--- START ---

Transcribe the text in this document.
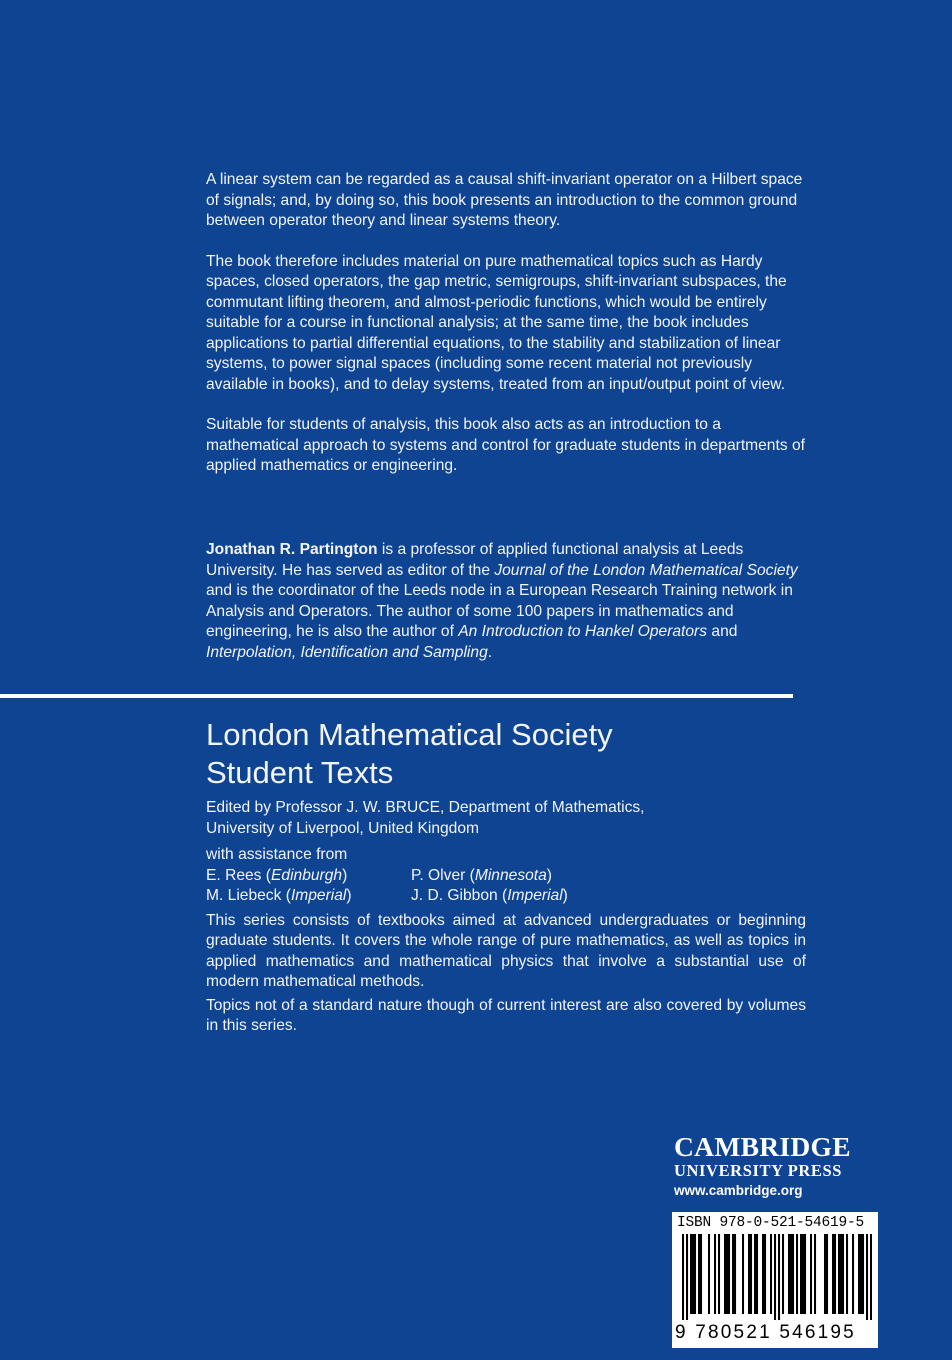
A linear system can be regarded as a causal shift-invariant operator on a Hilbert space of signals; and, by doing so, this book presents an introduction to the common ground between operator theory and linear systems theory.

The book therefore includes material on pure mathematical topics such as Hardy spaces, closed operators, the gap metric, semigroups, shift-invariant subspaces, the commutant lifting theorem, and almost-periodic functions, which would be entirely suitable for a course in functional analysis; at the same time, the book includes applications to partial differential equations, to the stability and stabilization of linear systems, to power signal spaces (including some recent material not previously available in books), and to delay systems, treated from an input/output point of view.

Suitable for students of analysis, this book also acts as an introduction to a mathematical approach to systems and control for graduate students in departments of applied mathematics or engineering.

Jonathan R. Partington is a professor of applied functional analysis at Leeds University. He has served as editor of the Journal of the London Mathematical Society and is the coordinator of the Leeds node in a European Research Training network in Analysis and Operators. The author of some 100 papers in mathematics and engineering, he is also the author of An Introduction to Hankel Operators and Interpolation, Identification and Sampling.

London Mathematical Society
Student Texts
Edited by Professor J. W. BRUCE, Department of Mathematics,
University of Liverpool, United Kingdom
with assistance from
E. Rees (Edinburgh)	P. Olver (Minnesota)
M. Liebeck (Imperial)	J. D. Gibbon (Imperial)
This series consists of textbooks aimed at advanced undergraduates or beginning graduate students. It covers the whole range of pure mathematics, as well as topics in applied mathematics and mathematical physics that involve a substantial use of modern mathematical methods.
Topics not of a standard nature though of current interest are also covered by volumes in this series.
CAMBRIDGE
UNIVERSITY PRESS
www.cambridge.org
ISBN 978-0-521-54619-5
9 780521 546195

--- END ---
--- START ---

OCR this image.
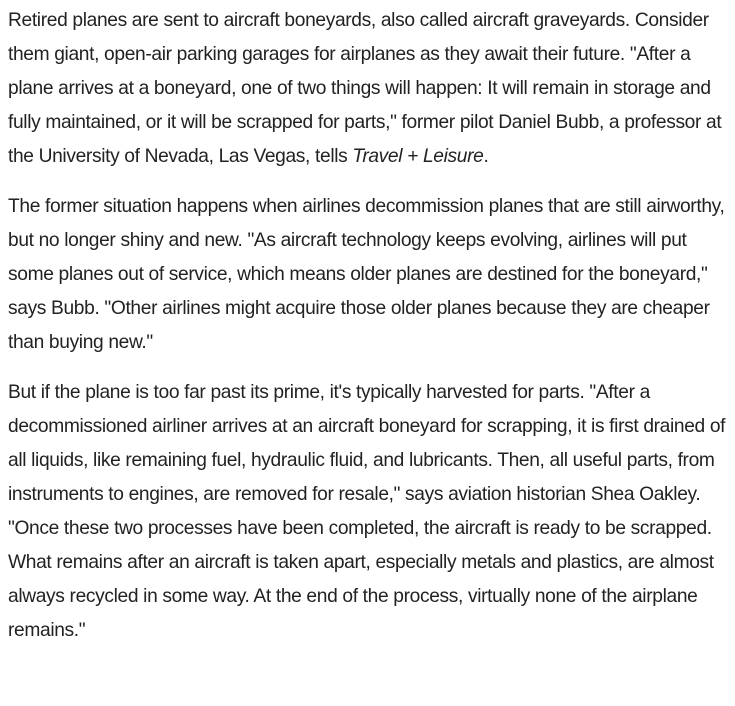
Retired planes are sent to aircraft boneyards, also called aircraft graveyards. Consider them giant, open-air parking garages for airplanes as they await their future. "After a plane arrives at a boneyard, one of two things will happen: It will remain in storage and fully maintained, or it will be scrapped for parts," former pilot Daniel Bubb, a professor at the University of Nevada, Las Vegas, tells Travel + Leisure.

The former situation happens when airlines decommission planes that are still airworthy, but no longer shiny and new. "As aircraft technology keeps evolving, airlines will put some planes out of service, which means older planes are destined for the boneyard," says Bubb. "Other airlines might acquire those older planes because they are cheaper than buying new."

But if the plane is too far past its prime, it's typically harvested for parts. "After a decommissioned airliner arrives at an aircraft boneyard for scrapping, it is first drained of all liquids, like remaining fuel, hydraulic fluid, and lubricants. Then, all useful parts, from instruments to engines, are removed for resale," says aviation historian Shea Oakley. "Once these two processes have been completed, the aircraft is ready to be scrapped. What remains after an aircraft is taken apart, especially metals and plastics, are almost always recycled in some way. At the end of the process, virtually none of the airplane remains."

--- END ---
--- START ---

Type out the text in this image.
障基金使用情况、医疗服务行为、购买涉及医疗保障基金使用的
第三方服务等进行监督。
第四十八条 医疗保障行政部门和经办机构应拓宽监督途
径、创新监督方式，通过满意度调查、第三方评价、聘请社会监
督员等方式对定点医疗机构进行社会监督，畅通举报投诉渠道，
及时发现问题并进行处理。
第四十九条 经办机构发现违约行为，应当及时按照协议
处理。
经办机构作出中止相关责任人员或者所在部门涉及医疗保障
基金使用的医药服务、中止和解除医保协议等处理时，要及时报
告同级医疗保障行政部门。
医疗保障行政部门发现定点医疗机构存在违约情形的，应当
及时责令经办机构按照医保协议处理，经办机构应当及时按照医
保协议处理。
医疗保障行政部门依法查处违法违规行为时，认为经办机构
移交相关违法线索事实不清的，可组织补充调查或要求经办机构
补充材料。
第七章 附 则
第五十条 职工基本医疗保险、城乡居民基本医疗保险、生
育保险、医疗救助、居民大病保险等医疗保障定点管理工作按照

--- END ---

Examine the records and pull out every line where the string "graduate" occurs.

ANSWER FOR THE TASK:
Suitable for students of analysis, this book also acts as an introduction to a mathematical approach to systems and control for graduate students in departments of applied mathematics or engineering.
This series consists of textbooks aimed at advanced undergraduates or beginning graduate students. It covers the whole range of pure mathematics, as well as topics in applied mathematics and mathematical physics that involve a substantial use of modern mathematical methods.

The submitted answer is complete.